(WHAT THIS TASK INVOLVES)
Set down all of the entries word for word, omitting the images they contain.

** START OF INPUT MATERIAL **

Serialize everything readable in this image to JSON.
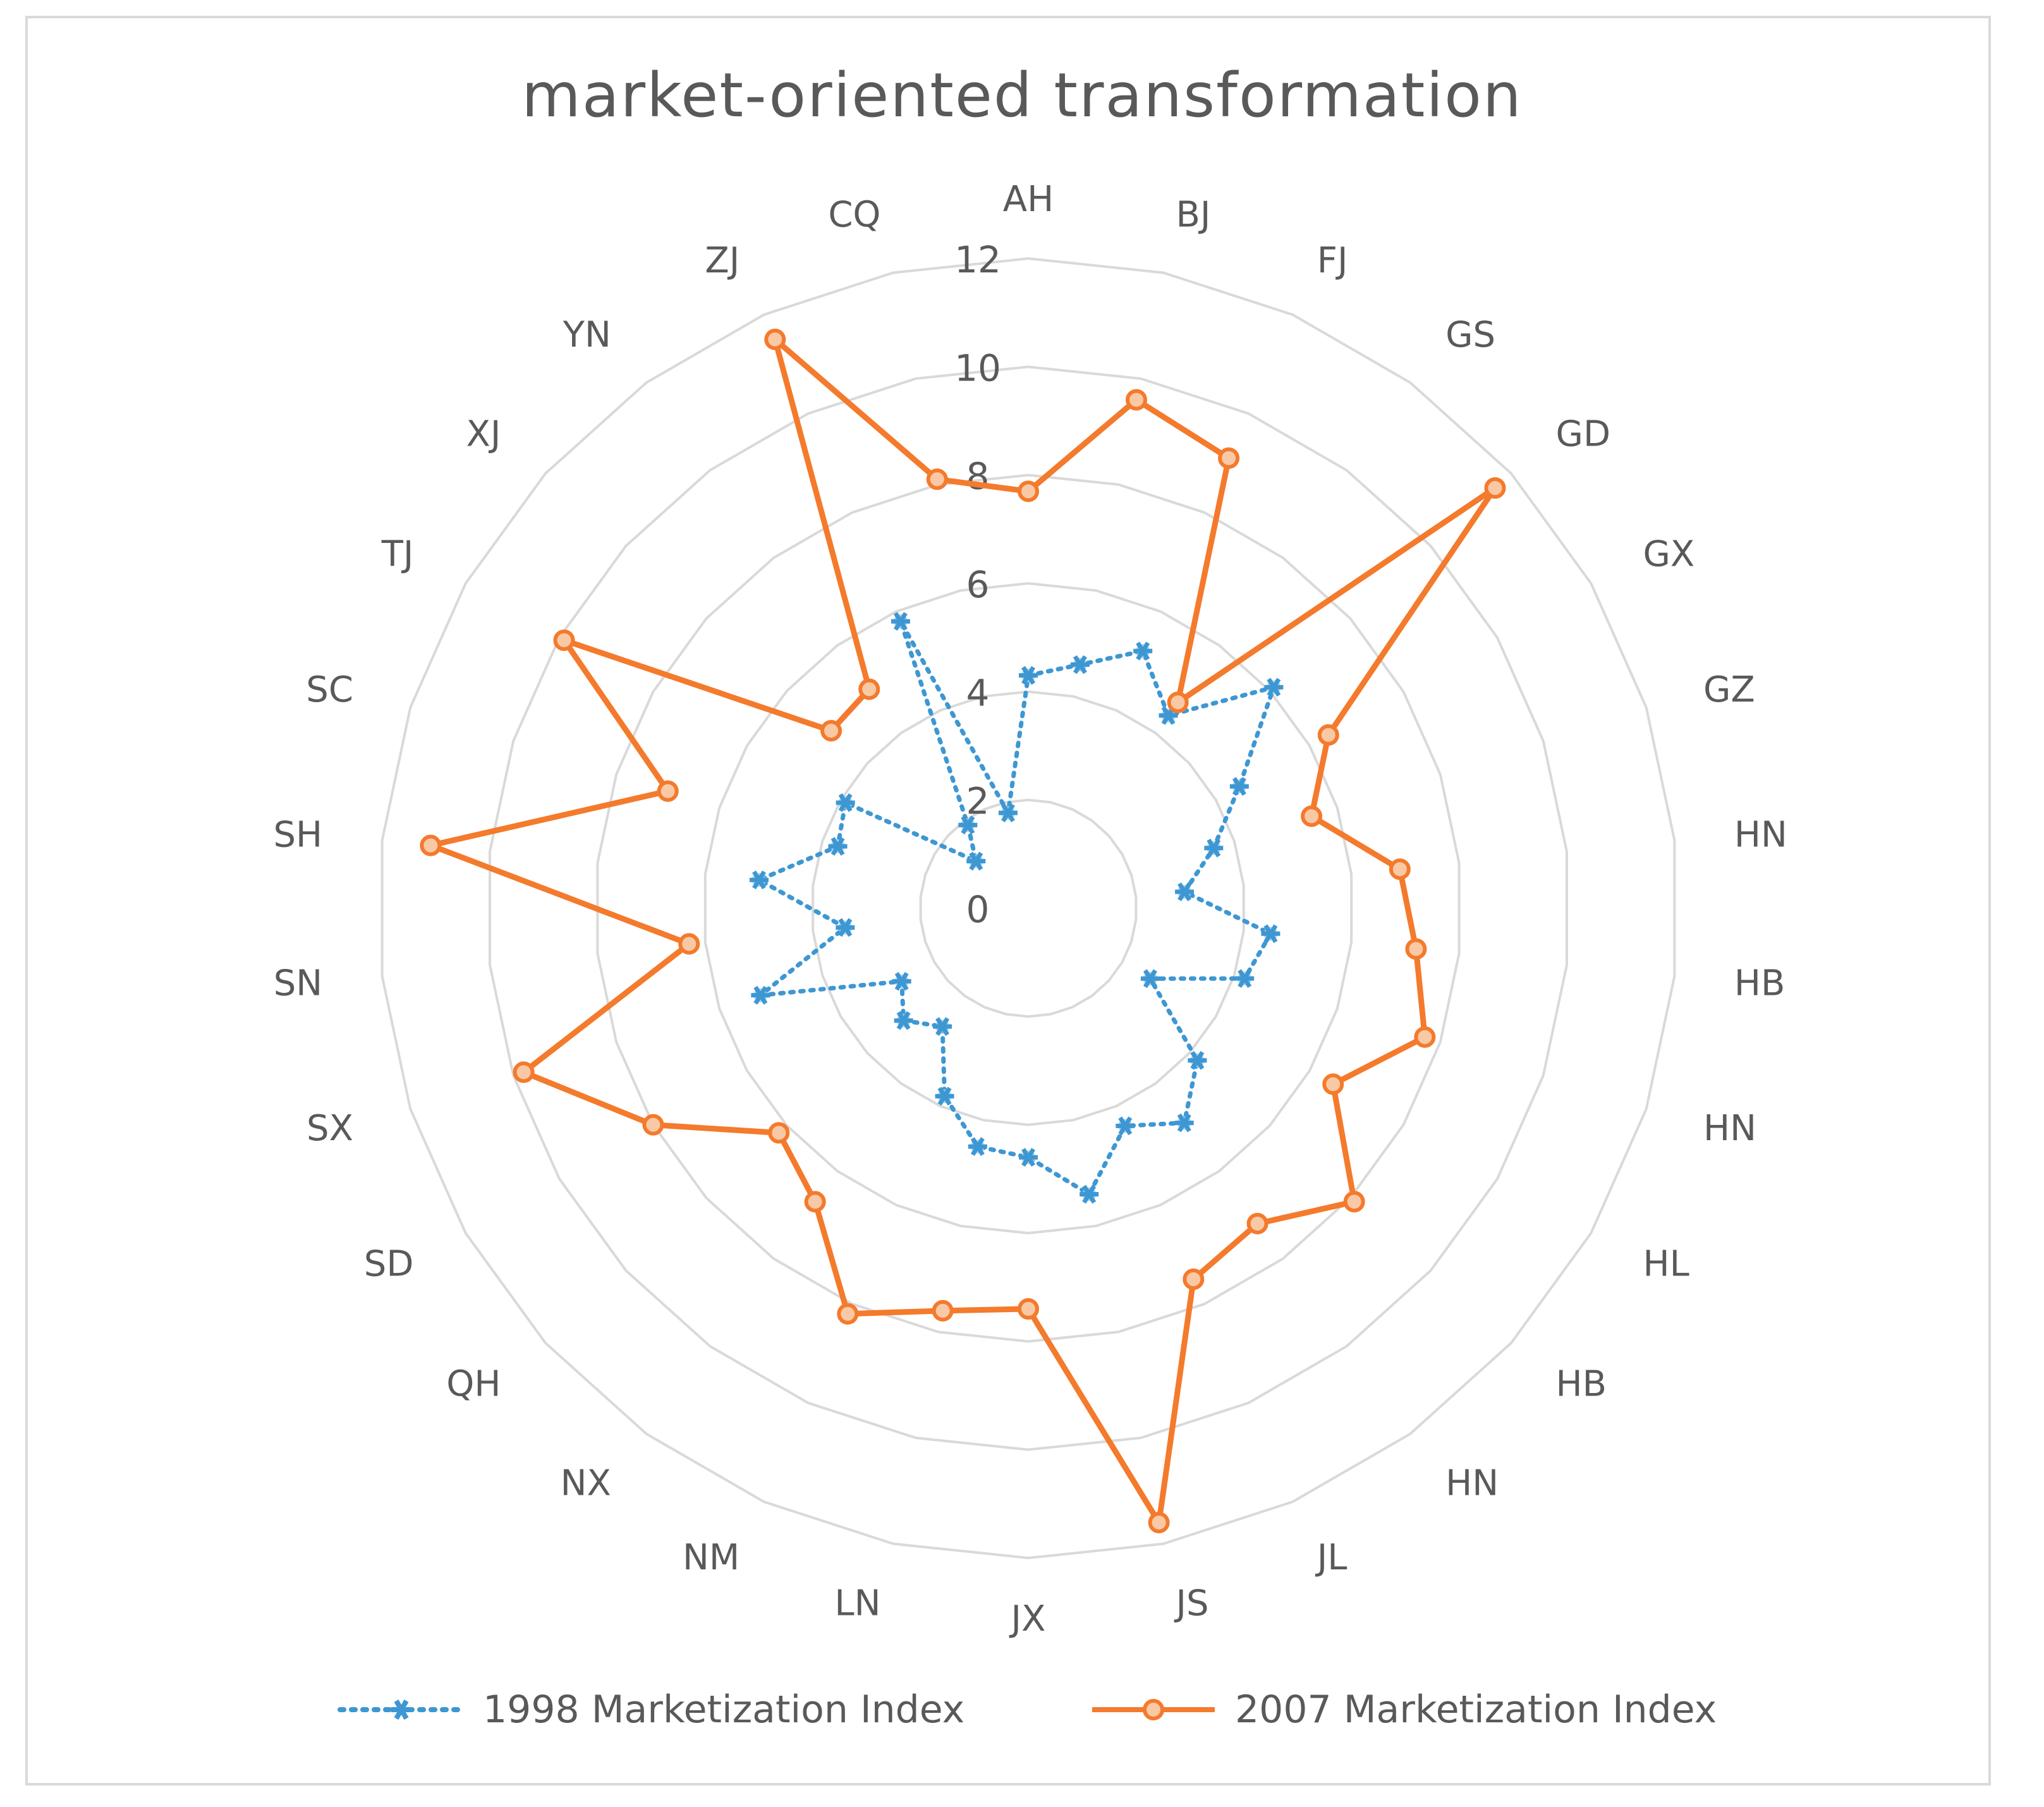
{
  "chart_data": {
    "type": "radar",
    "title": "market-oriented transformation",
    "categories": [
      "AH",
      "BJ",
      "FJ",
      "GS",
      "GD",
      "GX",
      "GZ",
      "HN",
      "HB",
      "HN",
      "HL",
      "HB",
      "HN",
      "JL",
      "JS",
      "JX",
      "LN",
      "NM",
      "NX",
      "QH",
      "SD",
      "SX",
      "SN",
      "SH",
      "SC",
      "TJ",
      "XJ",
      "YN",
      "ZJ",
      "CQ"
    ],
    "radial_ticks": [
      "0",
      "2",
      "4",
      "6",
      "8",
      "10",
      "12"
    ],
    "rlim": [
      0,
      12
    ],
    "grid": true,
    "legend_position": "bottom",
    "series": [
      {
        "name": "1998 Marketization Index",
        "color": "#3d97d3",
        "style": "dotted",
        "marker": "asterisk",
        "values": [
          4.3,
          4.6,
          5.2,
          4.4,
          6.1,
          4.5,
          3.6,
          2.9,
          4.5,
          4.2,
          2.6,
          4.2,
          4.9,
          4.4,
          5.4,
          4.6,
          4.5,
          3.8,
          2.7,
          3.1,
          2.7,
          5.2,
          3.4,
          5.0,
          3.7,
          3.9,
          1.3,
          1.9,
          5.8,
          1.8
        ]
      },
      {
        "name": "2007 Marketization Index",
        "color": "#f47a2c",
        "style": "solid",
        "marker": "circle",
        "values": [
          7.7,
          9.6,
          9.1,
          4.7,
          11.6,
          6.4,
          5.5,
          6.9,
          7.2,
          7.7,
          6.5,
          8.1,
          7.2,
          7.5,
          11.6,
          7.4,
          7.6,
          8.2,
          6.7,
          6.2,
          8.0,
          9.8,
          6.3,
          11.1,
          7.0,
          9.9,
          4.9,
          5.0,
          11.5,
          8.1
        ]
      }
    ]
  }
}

** END OF INPUT MATERIAL **

(ANSWER TO THIS TASK)
Serialize everything readable in this image to JSON.
{
  "chart_data": {
    "type": "radar",
    "title": "market-oriented transformation",
    "categories": [
      "AH",
      "BJ",
      "FJ",
      "GS",
      "GD",
      "GX",
      "GZ",
      "HN",
      "HB",
      "HN",
      "HL",
      "HB",
      "HN",
      "JL",
      "JS",
      "JX",
      "LN",
      "NM",
      "NX",
      "QH",
      "SD",
      "SX",
      "SN",
      "SH",
      "SC",
      "TJ",
      "XJ",
      "YN",
      "ZJ",
      "CQ"
    ],
    "radial_ticks": [
      "0",
      "2",
      "4",
      "6",
      "8",
      "10",
      "12"
    ],
    "rlim": [
      0,
      12
    ],
    "grid": true,
    "legend_position": "bottom",
    "series": [
      {
        "name": "1998 Marketization Index",
        "color": "#3d97d3",
        "style": "dotted",
        "marker": "asterisk",
        "values": [
          4.3,
          4.6,
          5.2,
          4.4,
          6.1,
          4.5,
          3.6,
          2.9,
          4.5,
          4.2,
          2.6,
          4.2,
          4.9,
          4.4,
          5.4,
          4.6,
          4.5,
          3.8,
          2.7,
          3.1,
          2.7,
          5.2,
          3.4,
          5.0,
          3.7,
          3.9,
          1.3,
          1.9,
          5.8,
          1.8
        ]
      },
      {
        "name": "2007 Marketization Index",
        "color": "#f47a2c",
        "style": "solid",
        "marker": "circle",
        "values": [
          7.7,
          9.6,
          9.1,
          4.7,
          11.6,
          6.4,
          5.5,
          6.9,
          7.2,
          7.7,
          6.5,
          8.1,
          7.2,
          7.5,
          11.6,
          7.4,
          7.6,
          8.2,
          6.7,
          6.2,
          8.0,
          9.8,
          6.3,
          11.1,
          7.0,
          9.9,
          4.9,
          5.0,
          11.5,
          8.1
        ]
      }
    ]
  }
}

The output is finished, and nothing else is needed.